## Extract provided:
--- begin ---

But the distribution of the sum of their squares is asserted to be the same as if they were (1) independent and (2) each has standard deviation $1$ and (3) there are $n-1$ of them.

This can be understood geometrically, as follows: The mapping $(X_1,\ldots,X_n)\mapsto (\bar X, \ldots, \bar X)$ is the orthogonal projection onto a $1$-dimensional subspace of $\mathbb R^n$, and it complementary mapping $(X_1-\bar X,\ldots,X_n-\bar X)$ is the orthogonal projection onto the $(n-1)$-dimensional subspace defined by the constraint that the sum of the coordinates is $0$. Notice that the latter projection takes the mean vector $(\mu,\ldots,\mu)$ to $(0,\ldots,0)$.

The distrbution of $(X_1,\ldots,X_n)$ is spherically symmetric about the mean vector, since it is $$ \text{constant}\cdot \exp\left( -\frac 1 2 \sum_{i=1}^n\left( \frac{x_i-\mu} \sigma \right)^2 \right)\,dx_1\,\cdots\,dx_n. $$

The distribution of an orthogonal projection of this random vector, which projection takes the mean vector to $0$, is spherically symmetric about $0$ in the lower-dimensional space onto which one projects. So let $(U_1,\ldots,U_{n-1})$ be the coordinates of $(X_1-\bar X,\ldots, X_n-\bar X)$ relative to some orthonormal basis of that $(n-1)$-dimensional subspace, and then you have $$ (X_1-\bar X)^2 + \cdots + (X_n-\bar X)^2 = U_1^2 + \cdots + U_{n-1}^2 \tag 1 $$ and $$ U_2,\ldots,U_n\sim\text{ i.i.d. }N(0,\sigma^2). $$

Therefore $(1)$ is distributed as $\sigma^2\chi^2_{n-1}$.

--- end ---

## Entries:
--- begin ---

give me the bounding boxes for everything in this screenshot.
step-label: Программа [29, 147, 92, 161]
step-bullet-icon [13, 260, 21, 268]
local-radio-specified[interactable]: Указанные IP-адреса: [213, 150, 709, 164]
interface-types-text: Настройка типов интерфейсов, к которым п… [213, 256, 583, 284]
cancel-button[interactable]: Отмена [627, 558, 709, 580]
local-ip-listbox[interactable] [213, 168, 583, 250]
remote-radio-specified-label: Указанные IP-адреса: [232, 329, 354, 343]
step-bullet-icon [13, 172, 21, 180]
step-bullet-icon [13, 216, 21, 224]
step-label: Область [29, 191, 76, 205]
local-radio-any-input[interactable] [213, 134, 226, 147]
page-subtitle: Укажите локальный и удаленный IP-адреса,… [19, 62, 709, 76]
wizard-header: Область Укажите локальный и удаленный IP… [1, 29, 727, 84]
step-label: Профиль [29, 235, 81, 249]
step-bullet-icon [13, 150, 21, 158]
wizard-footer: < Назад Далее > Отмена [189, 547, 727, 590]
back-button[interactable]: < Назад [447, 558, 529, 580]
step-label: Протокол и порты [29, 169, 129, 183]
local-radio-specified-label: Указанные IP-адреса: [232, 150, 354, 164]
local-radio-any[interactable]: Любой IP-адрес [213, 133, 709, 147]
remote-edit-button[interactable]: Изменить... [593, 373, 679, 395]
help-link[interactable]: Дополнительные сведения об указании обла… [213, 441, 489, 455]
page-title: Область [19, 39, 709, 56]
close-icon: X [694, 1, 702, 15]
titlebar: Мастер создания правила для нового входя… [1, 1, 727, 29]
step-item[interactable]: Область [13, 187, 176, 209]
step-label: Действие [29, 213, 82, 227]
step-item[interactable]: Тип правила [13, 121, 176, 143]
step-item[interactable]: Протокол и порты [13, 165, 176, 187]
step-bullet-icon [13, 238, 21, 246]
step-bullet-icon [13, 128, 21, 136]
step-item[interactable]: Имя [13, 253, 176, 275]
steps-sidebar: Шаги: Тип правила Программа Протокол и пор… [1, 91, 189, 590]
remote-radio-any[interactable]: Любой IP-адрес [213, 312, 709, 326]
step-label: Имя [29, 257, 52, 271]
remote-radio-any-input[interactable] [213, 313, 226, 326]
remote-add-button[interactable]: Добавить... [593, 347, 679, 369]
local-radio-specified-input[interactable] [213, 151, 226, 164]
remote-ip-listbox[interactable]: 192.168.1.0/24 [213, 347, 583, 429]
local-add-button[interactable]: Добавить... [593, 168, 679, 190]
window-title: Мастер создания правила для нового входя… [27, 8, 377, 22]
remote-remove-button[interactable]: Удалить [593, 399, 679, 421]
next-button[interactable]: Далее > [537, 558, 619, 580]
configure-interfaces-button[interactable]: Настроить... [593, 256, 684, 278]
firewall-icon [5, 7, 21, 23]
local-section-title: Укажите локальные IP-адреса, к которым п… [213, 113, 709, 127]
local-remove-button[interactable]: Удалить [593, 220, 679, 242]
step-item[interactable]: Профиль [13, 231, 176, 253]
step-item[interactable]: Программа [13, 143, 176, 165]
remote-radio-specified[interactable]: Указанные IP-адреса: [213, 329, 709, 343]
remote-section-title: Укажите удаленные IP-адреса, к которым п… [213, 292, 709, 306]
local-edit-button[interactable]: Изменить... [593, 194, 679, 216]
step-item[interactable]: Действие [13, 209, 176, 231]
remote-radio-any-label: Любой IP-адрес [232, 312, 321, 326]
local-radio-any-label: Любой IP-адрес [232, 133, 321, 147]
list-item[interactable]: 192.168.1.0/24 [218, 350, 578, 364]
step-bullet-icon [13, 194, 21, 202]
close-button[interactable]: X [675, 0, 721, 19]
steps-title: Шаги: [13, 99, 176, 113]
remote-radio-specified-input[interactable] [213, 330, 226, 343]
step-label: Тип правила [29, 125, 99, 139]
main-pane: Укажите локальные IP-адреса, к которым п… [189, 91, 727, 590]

--- end ---

## What the task asks:
According to the explanation of the sum of squared deviations, onto which subspace does the mapping $(X_1-\bar X,\ldots,X_n-\bar X)$ orthogonally project? Rely only on the text and not on the material.

## Task solution:
It projects onto the $(n-1)$-dimensional subspace defined by the constraint that the sum of the coordinates is $0$.